Each line of the listing that includes "hechos" should be reported.
+ + +
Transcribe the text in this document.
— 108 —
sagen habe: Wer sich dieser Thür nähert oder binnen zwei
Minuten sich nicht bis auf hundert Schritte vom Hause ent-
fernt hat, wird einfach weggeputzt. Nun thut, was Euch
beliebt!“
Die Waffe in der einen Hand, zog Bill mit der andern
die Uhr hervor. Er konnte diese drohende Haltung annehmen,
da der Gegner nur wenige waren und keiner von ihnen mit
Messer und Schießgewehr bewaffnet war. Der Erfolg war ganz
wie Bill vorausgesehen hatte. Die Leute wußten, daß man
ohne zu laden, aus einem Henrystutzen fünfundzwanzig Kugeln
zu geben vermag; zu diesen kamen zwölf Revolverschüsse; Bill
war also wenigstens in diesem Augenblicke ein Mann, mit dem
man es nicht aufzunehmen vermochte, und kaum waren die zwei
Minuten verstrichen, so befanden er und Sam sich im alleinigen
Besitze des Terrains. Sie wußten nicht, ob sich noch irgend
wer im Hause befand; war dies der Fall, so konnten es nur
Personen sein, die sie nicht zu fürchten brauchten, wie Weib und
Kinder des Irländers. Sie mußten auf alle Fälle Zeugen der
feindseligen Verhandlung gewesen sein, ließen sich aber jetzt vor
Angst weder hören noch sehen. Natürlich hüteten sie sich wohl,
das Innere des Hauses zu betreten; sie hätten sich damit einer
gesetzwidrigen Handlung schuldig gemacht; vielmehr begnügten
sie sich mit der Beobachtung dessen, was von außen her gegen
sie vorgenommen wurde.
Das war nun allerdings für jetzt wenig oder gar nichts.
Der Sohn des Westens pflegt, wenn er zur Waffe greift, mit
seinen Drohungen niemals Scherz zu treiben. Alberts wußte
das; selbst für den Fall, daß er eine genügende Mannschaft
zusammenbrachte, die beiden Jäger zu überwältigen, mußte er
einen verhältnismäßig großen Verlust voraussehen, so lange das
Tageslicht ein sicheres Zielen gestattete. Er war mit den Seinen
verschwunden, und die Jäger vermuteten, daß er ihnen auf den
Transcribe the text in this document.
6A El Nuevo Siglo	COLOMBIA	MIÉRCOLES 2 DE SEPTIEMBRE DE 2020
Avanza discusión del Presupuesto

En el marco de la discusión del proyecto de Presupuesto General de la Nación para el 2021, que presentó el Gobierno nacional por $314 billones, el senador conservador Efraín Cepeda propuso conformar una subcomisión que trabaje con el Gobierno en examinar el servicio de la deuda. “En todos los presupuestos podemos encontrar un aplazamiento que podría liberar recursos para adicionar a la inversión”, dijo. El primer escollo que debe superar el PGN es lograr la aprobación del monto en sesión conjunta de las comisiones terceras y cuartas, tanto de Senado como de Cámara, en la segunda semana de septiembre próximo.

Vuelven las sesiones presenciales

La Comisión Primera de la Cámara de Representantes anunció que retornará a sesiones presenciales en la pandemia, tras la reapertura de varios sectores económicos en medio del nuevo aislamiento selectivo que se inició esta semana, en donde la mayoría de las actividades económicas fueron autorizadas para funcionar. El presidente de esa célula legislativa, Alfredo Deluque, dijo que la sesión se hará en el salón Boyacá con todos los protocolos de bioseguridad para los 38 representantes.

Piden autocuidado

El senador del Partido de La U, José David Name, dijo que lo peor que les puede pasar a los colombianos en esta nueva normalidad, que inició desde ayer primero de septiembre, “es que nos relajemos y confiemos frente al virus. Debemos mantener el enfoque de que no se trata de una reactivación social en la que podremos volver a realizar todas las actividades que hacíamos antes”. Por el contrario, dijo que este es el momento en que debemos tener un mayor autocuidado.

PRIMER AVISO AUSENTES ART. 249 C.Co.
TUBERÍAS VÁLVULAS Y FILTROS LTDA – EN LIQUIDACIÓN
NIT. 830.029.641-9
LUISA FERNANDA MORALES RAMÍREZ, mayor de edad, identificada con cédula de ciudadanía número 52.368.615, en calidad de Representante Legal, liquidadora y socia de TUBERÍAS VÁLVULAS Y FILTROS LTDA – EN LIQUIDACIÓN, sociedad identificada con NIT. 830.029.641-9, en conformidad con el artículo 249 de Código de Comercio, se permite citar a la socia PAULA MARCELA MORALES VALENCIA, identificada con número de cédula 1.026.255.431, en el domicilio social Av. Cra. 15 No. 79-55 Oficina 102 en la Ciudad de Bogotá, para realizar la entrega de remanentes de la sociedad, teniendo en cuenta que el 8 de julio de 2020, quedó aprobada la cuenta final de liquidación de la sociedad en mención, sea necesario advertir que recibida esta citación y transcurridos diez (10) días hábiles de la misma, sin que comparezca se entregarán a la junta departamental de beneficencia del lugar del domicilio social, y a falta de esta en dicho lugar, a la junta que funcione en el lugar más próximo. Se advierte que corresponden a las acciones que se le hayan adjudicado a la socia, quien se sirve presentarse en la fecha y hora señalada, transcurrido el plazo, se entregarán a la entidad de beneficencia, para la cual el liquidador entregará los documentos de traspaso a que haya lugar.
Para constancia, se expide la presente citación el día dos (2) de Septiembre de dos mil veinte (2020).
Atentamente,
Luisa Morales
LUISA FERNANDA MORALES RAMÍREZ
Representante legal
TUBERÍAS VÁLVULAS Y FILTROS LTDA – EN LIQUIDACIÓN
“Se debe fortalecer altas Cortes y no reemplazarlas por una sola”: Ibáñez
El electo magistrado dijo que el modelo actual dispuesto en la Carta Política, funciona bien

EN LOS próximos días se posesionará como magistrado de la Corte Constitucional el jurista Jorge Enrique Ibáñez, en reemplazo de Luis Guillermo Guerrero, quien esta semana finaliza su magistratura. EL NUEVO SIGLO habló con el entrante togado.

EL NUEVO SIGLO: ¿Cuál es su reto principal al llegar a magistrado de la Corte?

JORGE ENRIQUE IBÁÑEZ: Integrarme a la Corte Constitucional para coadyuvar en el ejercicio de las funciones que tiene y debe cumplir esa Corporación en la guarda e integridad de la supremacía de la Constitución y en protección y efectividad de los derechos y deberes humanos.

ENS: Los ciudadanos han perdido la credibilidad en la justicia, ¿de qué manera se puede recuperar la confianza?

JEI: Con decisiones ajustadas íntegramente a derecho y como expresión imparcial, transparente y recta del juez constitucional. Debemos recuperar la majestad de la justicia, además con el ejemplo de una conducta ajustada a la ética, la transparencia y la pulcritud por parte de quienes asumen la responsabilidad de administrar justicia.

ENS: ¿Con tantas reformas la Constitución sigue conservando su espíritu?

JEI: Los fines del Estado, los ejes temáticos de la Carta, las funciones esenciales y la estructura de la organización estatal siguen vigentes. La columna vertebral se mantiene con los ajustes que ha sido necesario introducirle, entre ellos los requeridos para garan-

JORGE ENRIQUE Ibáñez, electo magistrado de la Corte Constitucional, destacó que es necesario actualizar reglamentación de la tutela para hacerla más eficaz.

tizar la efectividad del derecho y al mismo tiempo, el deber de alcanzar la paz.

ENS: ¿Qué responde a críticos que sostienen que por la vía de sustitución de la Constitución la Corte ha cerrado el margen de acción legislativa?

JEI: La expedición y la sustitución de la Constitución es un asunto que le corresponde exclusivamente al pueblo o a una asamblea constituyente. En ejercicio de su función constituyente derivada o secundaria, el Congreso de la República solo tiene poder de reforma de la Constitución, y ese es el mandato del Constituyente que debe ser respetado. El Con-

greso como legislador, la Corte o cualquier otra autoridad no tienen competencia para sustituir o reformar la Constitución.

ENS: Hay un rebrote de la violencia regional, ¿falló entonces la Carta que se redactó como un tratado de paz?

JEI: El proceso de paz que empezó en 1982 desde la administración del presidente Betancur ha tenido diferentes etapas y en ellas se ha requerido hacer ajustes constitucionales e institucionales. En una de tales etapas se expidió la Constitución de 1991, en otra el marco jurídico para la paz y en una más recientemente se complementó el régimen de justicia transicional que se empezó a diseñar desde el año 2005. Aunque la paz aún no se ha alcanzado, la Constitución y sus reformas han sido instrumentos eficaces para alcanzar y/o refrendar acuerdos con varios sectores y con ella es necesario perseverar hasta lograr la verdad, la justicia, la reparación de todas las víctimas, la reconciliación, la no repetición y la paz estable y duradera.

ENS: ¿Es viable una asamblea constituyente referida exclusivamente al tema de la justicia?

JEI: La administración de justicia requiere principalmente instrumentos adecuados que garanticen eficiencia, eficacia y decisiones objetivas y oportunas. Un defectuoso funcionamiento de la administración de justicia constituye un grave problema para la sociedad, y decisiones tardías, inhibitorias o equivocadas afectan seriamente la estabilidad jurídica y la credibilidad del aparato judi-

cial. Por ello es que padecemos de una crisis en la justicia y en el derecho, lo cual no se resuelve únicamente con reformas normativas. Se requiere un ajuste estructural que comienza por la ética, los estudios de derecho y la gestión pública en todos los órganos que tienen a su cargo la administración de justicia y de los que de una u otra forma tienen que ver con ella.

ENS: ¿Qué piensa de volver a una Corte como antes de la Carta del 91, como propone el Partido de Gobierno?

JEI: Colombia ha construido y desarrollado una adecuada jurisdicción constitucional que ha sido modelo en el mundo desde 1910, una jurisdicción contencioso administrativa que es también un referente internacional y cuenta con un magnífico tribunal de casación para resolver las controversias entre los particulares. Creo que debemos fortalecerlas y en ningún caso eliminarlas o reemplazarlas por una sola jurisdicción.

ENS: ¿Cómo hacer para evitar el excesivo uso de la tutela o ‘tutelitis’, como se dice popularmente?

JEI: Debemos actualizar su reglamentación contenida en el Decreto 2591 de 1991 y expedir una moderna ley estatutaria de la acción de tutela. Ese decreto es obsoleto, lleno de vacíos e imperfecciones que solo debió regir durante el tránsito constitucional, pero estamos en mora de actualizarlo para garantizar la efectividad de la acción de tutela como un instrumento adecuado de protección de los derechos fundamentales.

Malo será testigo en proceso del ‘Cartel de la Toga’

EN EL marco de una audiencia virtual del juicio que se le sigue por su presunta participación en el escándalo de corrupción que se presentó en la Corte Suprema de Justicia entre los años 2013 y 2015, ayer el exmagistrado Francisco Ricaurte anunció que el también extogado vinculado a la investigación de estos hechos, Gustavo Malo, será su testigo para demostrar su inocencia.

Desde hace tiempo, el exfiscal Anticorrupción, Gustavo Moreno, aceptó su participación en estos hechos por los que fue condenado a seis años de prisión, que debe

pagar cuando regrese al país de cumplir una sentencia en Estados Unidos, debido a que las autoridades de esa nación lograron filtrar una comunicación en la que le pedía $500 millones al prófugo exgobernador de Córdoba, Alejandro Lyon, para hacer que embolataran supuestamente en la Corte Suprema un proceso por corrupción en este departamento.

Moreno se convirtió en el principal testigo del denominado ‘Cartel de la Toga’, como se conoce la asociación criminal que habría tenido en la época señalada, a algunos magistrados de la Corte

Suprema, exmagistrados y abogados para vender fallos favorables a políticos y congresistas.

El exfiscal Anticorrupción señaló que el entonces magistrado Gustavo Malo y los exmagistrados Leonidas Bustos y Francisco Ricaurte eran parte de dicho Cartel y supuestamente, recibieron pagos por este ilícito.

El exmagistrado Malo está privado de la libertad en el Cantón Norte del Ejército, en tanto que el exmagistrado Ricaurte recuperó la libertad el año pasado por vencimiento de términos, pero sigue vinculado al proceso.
+ + +
# Exercise output
EN EL marco de una audiencia virtual del juicio que se le sigue por su presunta participación en el escándalo de corrupción que se presentó en la Corte Suprema de Justicia entre los años 2013 y 2015, ayer el exmagistrado Francisco Ricaurte anunció que el también extogado vinculado a la investigación de estos hechos, Gustavo Malo, será su testigo para demostrar su inocencia.
Desde hace tiempo, el exfiscal Anticorrupción, Gustavo Moreno, aceptó su participación en estos hechos por los que fue condenado a seis años de prisión, que debe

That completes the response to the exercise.